- [What you should do]:
Convert every line of the records below into a JSON list of strings, one string per line, skipping blank lines. Leave out the picture lines.

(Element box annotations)
Begin
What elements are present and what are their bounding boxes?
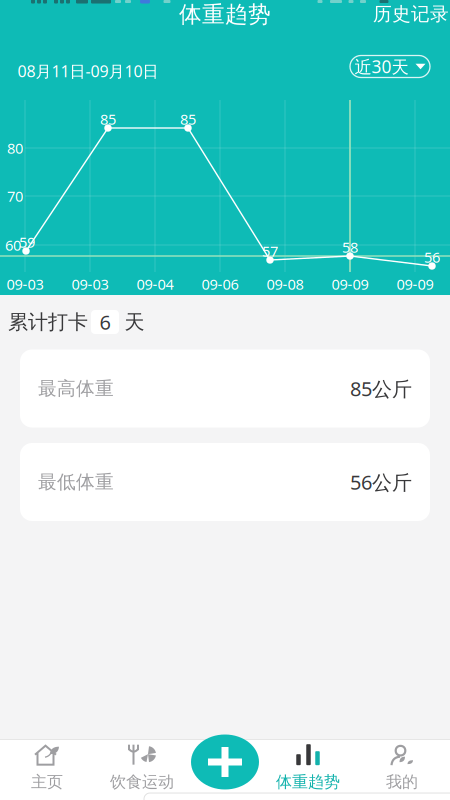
- staticText: 09-04: [136, 274, 174, 294]
- staticText: 85: [180, 109, 196, 129]
- staticText: 70: [7, 186, 23, 206]
- staticText: 饮食运动: [110, 772, 174, 792]
- staticText: 累计打卡: [8, 310, 88, 334]
- staticText: 60: [5, 235, 21, 255]
- staticText: 59: [19, 232, 35, 252]
- staticText: 历史记录: [373, 2, 449, 25]
- staticText: 体重趋势: [179, 1, 271, 28]
- button[interactable]: 历史记录: [371, 1, 450, 27]
- staticText: 09-06: [202, 274, 238, 294]
- staticText: 58: [342, 237, 358, 257]
- staticText: 09-03: [72, 274, 108, 294]
- staticText: 08月11日-09月10日: [18, 60, 158, 82]
- staticText: 09-09: [396, 274, 434, 294]
- staticText: 09-08: [266, 274, 304, 294]
- button[interactable]: 主页: [7, 742, 87, 794]
- staticText: 我的: [386, 772, 418, 792]
- button[interactable]: 记录: [190, 733, 260, 791]
- button[interactable]: 我的: [362, 742, 442, 794]
- staticText: 56公斤: [350, 469, 412, 495]
- staticText: 57: [262, 241, 278, 261]
- staticText: 6: [100, 309, 110, 335]
- button[interactable]: 体重趋势: [265, 742, 351, 794]
- staticText: 09-03: [6, 274, 44, 294]
- staticText: 最高体重: [38, 377, 114, 400]
- button[interactable]: 饮食运动: [99, 742, 185, 794]
- staticText: 09-09: [332, 274, 368, 294]
- staticText: 85: [100, 109, 116, 129]
- staticText: 56: [424, 247, 440, 267]
- staticText: 天: [124, 310, 144, 334]
- staticText: 体重趋势: [276, 772, 340, 792]
- button[interactable]: 近30天: [350, 56, 430, 78]
- staticText: 85公斤: [350, 375, 412, 402]
- staticText: 主页: [31, 772, 63, 792]
- staticText: 最低体重: [38, 470, 114, 493]
- staticText: 近30天: [354, 55, 408, 78]
- staticText: 80: [7, 138, 23, 158]
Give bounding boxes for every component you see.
End
- [Reply]:
[
  "What elements are present and what are their bounding boxes?",
  "- staticText: 09-04: [136, 274, 174, 294]",
  "- staticText: 85: [180, 109, 196, 129]",
  "- staticText: 70: [7, 186, 23, 206]",
  "- staticText: 饮食运动: [110, 772, 174, 792]",
  "- staticText: 累计打卡: [8, 310, 88, 334]",
  "- staticText: 60: [5, 235, 21, 255]",
  "- staticText: 59: [19, 232, 35, 252]",
  "- staticText: 历史记录: [373, 2, 449, 25]",
  "- staticText: 体重趋势: [179, 1, 271, 28]",
  "- button[interactable]: 历史记录: [371, 1, 450, 27]",
  "- staticText: 09-06: [202, 274, 238, 294]",
  "- staticText: 58: [342, 237, 358, 257]",
  "- staticText: 09-03: [72, 274, 108, 294]",
  "- staticText: 08月11日-09月10日: [18, 60, 158, 82]",
  "- staticText: 09-09: [396, 274, 434, 294]",
  "- staticText: 09-08: [266, 274, 304, 294]",
  "- button[interactable]: 主页: [7, 742, 87, 794]",
  "- staticText: 我的: [386, 772, 418, 792]",
  "- button[interactable]: 记录: [190, 733, 260, 791]",
  "- button[interactable]: 我的: [362, 742, 442, 794]",
  "- staticText: 56公斤: [350, 469, 412, 495]",
  "- staticText: 57: [262, 241, 278, 261]",
  "- staticText: 6: [100, 309, 110, 335]",
  "- button[interactable]: 体重趋势: [265, 742, 351, 794]",
  "- staticText: 09-03: [6, 274, 44, 294]",
  "- staticText: 最高体重: [38, 377, 114, 400]",
  "- button[interactable]: 饮食运动: [99, 742, 185, 794]",
  "- staticText: 09-09: [332, 274, 368, 294]",
  "- staticText: 85: [100, 109, 116, 129]",
  "- staticText: 56: [424, 247, 440, 267]",
  "- staticText: 天: [124, 310, 144, 334]",
  "- staticText: 体重趋势: [276, 772, 340, 792]",
  "- button[interactable]: 近30天: [350, 56, 430, 78]",
  "- staticText: 85公斤: [350, 375, 412, 402]",
  "- staticText: 主页: [31, 772, 63, 792]",
  "- staticText: 最低体重: [38, 470, 114, 493]",
  "- staticText: 近30天: [354, 55, 408, 78]",
  "- staticText: 80: [7, 138, 23, 158]",
  "Give bounding boxes for every component you see."
]